◆ Material
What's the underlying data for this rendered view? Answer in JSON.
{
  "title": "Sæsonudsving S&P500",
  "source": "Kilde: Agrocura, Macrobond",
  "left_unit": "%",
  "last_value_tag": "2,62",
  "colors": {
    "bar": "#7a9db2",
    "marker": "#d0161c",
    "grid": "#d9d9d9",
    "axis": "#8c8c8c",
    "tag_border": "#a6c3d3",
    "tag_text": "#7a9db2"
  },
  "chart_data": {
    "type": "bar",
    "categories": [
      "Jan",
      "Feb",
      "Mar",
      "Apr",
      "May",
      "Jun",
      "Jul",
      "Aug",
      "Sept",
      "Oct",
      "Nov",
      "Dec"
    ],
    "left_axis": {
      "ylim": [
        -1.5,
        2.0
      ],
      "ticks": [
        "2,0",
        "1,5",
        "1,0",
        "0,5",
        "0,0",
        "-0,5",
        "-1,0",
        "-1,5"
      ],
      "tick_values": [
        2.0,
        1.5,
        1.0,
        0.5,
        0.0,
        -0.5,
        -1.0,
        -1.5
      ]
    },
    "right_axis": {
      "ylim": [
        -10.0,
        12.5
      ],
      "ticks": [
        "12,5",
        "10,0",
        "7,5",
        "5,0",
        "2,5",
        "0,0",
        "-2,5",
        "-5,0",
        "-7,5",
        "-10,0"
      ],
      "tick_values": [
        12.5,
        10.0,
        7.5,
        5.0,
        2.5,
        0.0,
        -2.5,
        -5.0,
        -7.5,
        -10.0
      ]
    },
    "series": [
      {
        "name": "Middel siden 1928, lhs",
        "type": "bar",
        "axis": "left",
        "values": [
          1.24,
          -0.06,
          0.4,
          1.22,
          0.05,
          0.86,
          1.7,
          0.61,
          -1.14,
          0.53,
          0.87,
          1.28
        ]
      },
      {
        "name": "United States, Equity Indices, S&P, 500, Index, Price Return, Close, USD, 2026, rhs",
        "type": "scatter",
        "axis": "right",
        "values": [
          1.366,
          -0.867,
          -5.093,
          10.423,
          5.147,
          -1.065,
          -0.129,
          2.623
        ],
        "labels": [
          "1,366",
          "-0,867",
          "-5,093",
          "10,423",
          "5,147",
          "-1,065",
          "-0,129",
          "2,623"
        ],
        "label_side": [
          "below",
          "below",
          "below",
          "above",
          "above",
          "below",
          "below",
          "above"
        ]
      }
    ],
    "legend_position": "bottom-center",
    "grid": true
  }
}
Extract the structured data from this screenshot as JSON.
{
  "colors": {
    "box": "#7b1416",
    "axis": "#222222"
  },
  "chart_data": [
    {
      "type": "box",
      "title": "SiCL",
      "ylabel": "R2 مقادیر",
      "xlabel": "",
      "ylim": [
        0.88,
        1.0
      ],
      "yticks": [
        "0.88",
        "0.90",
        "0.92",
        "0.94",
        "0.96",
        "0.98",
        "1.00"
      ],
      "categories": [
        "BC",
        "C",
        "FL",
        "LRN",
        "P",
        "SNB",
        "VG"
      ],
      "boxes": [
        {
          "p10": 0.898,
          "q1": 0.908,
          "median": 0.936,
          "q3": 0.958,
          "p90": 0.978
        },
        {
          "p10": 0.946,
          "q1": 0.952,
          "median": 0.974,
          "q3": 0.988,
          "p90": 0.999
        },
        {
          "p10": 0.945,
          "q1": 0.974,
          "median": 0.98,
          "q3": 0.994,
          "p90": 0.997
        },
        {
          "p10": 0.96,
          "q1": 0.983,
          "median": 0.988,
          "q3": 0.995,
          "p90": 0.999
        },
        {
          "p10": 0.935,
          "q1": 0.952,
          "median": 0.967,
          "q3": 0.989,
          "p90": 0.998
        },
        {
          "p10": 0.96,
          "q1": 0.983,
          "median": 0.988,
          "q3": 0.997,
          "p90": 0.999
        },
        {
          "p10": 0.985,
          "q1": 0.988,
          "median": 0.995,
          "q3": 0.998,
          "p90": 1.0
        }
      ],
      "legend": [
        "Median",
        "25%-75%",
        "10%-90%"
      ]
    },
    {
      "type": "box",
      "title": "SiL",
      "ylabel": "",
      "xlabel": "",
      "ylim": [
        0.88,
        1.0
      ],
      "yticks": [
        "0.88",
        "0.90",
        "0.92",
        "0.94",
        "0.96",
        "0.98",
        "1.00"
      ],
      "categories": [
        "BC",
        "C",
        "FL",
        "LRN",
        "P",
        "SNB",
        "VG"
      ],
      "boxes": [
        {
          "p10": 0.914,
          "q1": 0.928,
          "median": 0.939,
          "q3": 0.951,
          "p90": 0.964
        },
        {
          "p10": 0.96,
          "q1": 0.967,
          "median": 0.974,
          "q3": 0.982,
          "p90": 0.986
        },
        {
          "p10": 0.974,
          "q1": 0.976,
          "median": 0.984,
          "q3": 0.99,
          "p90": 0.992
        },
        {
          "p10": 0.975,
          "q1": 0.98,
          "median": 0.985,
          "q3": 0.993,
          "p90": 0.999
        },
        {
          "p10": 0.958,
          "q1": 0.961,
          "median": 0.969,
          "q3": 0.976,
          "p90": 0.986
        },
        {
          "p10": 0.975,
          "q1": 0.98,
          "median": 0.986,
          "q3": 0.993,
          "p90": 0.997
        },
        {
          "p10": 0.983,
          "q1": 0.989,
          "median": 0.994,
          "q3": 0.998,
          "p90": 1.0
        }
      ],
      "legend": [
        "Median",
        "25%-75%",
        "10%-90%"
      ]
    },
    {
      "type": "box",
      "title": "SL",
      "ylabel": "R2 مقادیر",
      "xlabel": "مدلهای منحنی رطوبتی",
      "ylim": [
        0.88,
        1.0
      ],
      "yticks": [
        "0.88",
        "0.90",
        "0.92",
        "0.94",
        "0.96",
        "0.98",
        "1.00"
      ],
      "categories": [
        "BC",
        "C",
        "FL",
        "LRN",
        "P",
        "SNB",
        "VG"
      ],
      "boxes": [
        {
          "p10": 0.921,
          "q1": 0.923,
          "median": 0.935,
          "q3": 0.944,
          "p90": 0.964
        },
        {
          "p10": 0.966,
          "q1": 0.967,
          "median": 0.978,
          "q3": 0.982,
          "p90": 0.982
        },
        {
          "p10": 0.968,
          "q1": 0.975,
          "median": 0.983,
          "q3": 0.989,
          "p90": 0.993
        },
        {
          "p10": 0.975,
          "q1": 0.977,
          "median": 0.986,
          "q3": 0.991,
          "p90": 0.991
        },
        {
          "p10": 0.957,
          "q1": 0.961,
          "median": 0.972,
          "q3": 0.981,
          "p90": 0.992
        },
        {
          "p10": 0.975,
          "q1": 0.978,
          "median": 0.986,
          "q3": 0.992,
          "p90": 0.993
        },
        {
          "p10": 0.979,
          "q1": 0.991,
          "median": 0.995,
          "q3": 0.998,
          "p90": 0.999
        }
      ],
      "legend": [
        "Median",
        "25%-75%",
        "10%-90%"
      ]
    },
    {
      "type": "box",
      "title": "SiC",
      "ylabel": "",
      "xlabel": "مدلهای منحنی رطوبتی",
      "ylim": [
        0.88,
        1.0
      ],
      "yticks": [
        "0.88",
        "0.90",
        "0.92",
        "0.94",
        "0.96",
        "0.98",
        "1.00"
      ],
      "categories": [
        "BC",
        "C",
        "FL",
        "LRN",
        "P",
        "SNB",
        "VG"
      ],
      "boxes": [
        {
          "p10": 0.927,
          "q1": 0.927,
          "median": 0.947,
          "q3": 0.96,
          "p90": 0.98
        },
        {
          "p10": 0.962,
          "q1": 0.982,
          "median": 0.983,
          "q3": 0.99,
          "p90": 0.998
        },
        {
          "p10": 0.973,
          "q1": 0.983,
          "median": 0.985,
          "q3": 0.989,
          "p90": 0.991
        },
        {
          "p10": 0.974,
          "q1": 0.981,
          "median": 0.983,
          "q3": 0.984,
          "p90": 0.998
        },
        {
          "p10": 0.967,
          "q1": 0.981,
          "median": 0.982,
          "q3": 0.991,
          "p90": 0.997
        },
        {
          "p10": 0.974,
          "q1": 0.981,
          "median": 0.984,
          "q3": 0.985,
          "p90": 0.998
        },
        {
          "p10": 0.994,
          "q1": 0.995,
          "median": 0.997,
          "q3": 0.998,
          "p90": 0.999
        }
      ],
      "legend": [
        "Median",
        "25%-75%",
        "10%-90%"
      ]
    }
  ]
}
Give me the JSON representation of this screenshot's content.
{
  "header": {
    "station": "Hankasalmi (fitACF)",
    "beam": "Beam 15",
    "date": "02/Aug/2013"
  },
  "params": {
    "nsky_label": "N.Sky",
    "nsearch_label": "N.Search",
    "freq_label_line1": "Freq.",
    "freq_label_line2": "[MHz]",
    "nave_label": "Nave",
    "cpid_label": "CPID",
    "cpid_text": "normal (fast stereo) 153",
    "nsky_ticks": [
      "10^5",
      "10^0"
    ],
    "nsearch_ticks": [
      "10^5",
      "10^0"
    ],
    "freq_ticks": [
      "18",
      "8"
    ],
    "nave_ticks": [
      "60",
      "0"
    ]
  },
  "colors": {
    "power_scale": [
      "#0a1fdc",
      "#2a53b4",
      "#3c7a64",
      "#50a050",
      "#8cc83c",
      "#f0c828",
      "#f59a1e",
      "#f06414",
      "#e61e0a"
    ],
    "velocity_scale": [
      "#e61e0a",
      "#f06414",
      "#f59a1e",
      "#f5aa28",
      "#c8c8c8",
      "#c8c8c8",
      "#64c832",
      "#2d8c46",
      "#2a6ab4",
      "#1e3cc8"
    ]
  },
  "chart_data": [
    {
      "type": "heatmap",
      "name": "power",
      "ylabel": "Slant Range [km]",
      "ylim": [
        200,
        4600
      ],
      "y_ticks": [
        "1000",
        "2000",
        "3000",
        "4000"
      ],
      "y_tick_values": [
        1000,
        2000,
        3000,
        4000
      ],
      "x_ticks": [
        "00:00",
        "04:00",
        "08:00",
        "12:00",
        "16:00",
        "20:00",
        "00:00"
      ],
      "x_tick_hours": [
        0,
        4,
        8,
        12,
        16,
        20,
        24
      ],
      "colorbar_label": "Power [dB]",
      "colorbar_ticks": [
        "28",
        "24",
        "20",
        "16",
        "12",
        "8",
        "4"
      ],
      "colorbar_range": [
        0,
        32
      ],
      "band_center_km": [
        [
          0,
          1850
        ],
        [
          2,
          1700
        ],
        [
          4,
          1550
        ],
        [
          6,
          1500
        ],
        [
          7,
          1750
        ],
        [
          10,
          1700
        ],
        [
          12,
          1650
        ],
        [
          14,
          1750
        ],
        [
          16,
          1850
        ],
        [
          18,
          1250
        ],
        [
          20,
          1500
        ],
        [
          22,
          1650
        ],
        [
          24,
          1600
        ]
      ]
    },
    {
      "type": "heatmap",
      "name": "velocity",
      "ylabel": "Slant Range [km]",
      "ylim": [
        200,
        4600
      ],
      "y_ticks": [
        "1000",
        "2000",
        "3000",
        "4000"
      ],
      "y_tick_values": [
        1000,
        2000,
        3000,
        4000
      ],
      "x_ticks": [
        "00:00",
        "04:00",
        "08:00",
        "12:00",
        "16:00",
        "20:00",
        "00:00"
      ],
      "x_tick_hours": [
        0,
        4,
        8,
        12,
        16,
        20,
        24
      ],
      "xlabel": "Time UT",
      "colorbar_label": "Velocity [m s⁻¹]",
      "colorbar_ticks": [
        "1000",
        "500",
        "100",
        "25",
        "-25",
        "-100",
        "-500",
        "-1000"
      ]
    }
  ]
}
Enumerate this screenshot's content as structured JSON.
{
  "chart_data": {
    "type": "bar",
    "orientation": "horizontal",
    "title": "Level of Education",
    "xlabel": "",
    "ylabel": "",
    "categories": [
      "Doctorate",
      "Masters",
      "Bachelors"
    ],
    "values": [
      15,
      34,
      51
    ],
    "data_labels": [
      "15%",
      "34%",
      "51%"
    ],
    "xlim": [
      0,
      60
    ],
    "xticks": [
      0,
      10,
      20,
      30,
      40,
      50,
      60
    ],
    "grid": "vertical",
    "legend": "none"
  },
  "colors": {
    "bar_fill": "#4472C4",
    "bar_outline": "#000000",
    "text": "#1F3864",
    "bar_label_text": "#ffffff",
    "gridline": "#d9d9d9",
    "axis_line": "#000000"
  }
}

◆ Requirements
Look above for the line that holds "Enumerate this screenshot's", then copy it and each line after it exactly, through the last line of the data.

◆ Completed task
Enumerate this screenshot's content as structured JSON.
{
  "chart_data": {
    "type": "bar",
    "orientation": "horizontal",
    "title": "Level of Education",
    "xlabel": "",
    "ylabel": "",
    "categories": [
      "Doctorate",
      "Masters",
      "Bachelors"
    ],
    "values": [
      15,
      34,
      51
    ],
    "data_labels": [
      "15%",
      "34%",
      "51%"
    ],
    "xlim": [
      0,
      60
    ],
    "xticks": [
      0,
      10,
      20,
      30,
      40,
      50,
      60
    ],
    "grid": "vertical",
    "legend": "none"
  },
  "colors": {
    "bar_fill": "#4472C4",
    "bar_outline": "#000000",
    "text": "#1F3864",
    "bar_label_text": "#ffffff",
    "gridline": "#d9d9d9",
    "axis_line": "#000000"
  }
}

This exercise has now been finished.